Data entries:

[BEGIN]

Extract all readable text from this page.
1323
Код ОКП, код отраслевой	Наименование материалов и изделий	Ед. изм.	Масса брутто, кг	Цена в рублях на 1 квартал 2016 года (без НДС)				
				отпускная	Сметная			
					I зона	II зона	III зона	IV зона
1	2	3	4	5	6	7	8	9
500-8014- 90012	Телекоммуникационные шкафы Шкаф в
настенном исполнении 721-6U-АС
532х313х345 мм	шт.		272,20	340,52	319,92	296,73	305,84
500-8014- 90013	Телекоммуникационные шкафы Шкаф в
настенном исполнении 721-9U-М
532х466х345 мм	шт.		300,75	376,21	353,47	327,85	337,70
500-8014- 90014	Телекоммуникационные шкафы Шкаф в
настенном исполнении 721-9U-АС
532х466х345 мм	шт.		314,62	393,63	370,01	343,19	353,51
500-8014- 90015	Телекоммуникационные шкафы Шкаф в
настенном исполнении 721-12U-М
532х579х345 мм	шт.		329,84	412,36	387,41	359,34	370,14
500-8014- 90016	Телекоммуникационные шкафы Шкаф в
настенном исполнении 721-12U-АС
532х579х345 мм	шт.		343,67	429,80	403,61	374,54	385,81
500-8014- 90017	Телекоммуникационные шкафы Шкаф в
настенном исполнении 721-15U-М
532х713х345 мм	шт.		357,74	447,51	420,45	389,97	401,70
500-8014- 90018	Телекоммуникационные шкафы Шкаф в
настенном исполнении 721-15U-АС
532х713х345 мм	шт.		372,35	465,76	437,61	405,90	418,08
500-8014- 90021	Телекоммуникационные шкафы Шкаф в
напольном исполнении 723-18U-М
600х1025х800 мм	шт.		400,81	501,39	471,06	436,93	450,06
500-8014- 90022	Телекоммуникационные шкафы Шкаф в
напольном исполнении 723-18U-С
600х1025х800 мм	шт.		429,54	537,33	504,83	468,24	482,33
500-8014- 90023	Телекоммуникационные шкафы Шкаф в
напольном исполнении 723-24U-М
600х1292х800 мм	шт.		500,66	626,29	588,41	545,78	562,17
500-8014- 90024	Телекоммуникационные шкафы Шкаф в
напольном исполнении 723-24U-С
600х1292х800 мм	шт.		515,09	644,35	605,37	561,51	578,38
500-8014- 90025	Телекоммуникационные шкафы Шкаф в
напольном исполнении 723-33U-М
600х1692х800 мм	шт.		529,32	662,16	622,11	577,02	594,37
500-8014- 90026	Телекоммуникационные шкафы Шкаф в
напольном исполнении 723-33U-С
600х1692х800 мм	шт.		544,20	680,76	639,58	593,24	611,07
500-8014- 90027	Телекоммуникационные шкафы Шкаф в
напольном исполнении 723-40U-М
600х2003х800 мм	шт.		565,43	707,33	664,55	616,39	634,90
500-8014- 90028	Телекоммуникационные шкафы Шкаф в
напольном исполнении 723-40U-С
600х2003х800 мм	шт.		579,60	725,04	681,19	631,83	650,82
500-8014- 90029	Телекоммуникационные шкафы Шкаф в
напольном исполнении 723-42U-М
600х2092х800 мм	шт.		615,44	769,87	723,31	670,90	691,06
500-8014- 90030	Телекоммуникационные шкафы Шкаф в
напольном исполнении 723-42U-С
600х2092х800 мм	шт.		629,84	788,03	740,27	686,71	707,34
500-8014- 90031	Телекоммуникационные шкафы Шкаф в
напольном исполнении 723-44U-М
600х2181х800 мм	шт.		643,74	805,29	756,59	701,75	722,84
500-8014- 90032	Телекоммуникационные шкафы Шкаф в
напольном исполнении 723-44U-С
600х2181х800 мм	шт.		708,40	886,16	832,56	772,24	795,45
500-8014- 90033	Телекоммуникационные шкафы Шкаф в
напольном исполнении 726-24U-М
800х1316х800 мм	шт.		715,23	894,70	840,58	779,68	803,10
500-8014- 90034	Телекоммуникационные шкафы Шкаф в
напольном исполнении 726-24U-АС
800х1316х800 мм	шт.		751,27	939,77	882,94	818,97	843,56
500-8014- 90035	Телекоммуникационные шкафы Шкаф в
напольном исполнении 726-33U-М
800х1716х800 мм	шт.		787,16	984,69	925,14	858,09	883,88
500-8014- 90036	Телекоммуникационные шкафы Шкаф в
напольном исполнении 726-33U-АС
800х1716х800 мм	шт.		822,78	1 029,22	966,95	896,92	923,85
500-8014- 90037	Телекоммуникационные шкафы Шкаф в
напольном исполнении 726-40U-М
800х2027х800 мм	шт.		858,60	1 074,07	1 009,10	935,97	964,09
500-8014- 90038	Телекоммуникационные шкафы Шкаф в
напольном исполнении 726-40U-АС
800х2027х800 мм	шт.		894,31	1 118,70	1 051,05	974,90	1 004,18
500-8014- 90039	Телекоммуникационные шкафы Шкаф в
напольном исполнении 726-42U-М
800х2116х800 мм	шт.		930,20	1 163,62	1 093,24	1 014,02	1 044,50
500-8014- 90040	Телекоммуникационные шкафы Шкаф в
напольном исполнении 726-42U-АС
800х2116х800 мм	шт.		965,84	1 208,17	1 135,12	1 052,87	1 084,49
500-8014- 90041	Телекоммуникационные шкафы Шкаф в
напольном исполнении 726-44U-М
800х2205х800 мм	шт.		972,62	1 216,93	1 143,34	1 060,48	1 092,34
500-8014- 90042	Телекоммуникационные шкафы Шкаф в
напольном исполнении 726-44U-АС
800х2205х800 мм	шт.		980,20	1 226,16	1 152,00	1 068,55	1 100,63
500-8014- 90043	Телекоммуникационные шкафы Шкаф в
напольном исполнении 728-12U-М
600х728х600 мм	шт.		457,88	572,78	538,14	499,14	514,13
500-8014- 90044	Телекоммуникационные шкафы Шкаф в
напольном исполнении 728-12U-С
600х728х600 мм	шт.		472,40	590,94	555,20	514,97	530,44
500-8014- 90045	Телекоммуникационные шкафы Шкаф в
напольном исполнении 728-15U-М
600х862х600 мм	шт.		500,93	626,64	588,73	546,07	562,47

[END]

Please quote every record above exactly as it appears.

◆ **Task response**:
Extract all readable text from this page.
1323
Код ОКП, код отраслевой	Наименование материалов и изделий	Ед. изм.	Масса брутто, кг	Цена в рублях на 1 квартал 2016 года (без НДС)				
				отпускная	Сметная			
					I зона	II зона	III зона	IV зона
1	2	3	4	5	6	7	8	9
500-8014- 90012	Телекоммуникационные шкафы Шкаф в
настенном исполнении 721-6U-АС
532х313х345 мм	шт.		272,20	340,52	319,92	296,73	305,84
500-8014- 90013	Телекоммуникационные шкафы Шкаф в
настенном исполнении 721-9U-М
532х466х345 мм	шт.		300,75	376,21	353,47	327,85	337,70
500-8014- 90014	Телекоммуникационные шкафы Шкаф в
настенном исполнении 721-9U-АС
532х466х345 мм	шт.		314,62	393,63	370,01	343,19	353,51
500-8014- 90015	Телекоммуникационные шкафы Шкаф в
настенном исполнении 721-12U-М
532х579х345 мм	шт.		329,84	412,36	387,41	359,34	370,14
500-8014- 90016	Телекоммуникационные шкафы Шкаф в
настенном исполнении 721-12U-АС
532х579х345 мм	шт.		343,67	429,80	403,61	374,54	385,81
500-8014- 90017	Телекоммуникационные шкафы Шкаф в
настенном исполнении 721-15U-М
532х713х345 мм	шт.		357,74	447,51	420,45	389,97	401,70
500-8014- 90018	Телекоммуникационные шкафы Шкаф в
настенном исполнении 721-15U-АС
532х713х345 мм	шт.		372,35	465,76	437,61	405,90	418,08
500-8014- 90021	Телекоммуникационные шкафы Шкаф в
напольном исполнении 723-18U-М
600х1025х800 мм	шт.		400,81	501,39	471,06	436,93	450,06
500-8014- 90022	Телекоммуникационные шкафы Шкаф в
напольном исполнении 723-18U-С
600х1025х800 мм	шт.		429,54	537,33	504,83	468,24	482,33
500-8014- 90023	Телекоммуникационные шкафы Шкаф в
напольном исполнении 723-24U-М
600х1292х800 мм	шт.		500,66	626,29	588,41	545,78	562,17
500-8014- 90024	Телекоммуникационные шкафы Шкаф в
напольном исполнении 723-24U-С
600х1292х800 мм	шт.		515,09	644,35	605,37	561,51	578,38
500-8014- 90025	Телекоммуникационные шкафы Шкаф в
напольном исполнении 723-33U-М
600х1692х800 мм	шт.		529,32	662,16	622,11	577,02	594,37
500-8014- 90026	Телекоммуникационные шкафы Шкаф в
напольном исполнении 723-33U-С
600х1692х800 мм	шт.		544,20	680,76	639,58	593,24	611,07
500-8014- 90027	Телекоммуникационные шкафы Шкаф в
напольном исполнении 723-40U-М
600х2003х800 мм	шт.		565,43	707,33	664,55	616,39	634,90
500-8014- 90028	Телекоммуникационные шкафы Шкаф в
напольном исполнении 723-40U-С
600х2003х800 мм	шт.		579,60	725,04	681,19	631,83	650,82
500-8014- 90029	Телекоммуникационные шкафы Шкаф в
напольном исполнении 723-42U-М
600х2092х800 мм	шт.		615,44	769,87	723,31	670,90	691,06
500-8014- 90030	Телекоммуникационные шкафы Шкаф в
напольном исполнении 723-42U-С
600х2092х800 мм	шт.		629,84	788,03	740,27	686,71	707,34
500-8014- 90031	Телекоммуникационные шкафы Шкаф в
напольном исполнении 723-44U-М
600х2181х800 мм	шт.		643,74	805,29	756,59	701,75	722,84
500-8014- 90032	Телекоммуникационные шкафы Шкаф в
напольном исполнении 723-44U-С
600х2181х800 мм	шт.		708,40	886,16	832,56	772,24	795,45
500-8014- 90033	Телекоммуникационные шкафы Шкаф в
напольном исполнении 726-24U-М
800х1316х800 мм	шт.		715,23	894,70	840,58	779,68	803,10
500-8014- 90034	Телекоммуникационные шкафы Шкаф в
напольном исполнении 726-24U-АС
800х1316х800 мм	шт.		751,27	939,77	882,94	818,97	843,56
500-8014- 90035	Телекоммуникационные шкафы Шкаф в
напольном исполнении 726-33U-М
800х1716х800 мм	шт.		787,16	984,69	925,14	858,09	883,88
500-8014- 90036	Телекоммуникационные шкафы Шкаф в
напольном исполнении 726-33U-АС
800х1716х800 мм	шт.		822,78	1 029,22	966,95	896,92	923,85
500-8014- 90037	Телекоммуникационные шкафы Шкаф в
напольном исполнении 726-40U-М
800х2027х800 мм	шт.		858,60	1 074,07	1 009,10	935,97	964,09
500-8014- 90038	Телекоммуникационные шкафы Шкаф в
напольном исполнении 726-40U-АС
800х2027х800 мм	шт.		894,31	1 118,70	1 051,05	974,90	1 004,18
500-8014- 90039	Телекоммуникационные шкафы Шкаф в
напольном исполнении 726-42U-М
800х2116х800 мм	шт.		930,20	1 163,62	1 093,24	1 014,02	1 044,50
500-8014- 90040	Телекоммуникационные шкафы Шкаф в
напольном исполнении 726-42U-АС
800х2116х800 мм	шт.		965,84	1 208,17	1 135,12	1 052,87	1 084,49
500-8014- 90041	Телекоммуникационные шкафы Шкаф в
напольном исполнении 726-44U-М
800х2205х800 мм	шт.		972,62	1 216,93	1 143,34	1 060,48	1 092,34
500-8014- 90042	Телекоммуникационные шкафы Шкаф в
напольном исполнении 726-44U-АС
800х2205х800 мм	шт.		980,20	1 226,16	1 152,00	1 068,55	1 100,63
500-8014- 90043	Телекоммуникационные шкафы Шкаф в
напольном исполнении 728-12U-М
600х728х600 мм	шт.		457,88	572,78	538,14	499,14	514,13
500-8014- 90044	Телекоммуникационные шкафы Шкаф в
напольном исполнении 728-12U-С
600х728х600 мм	шт.		472,40	590,94	555,20	514,97	530,44
500-8014- 90045	Телекоммуникационные шкафы Шкаф в
напольном исполнении 728-15U-М
600х862х600 мм	шт.		500,93	626,64	588,73	546,07	562,47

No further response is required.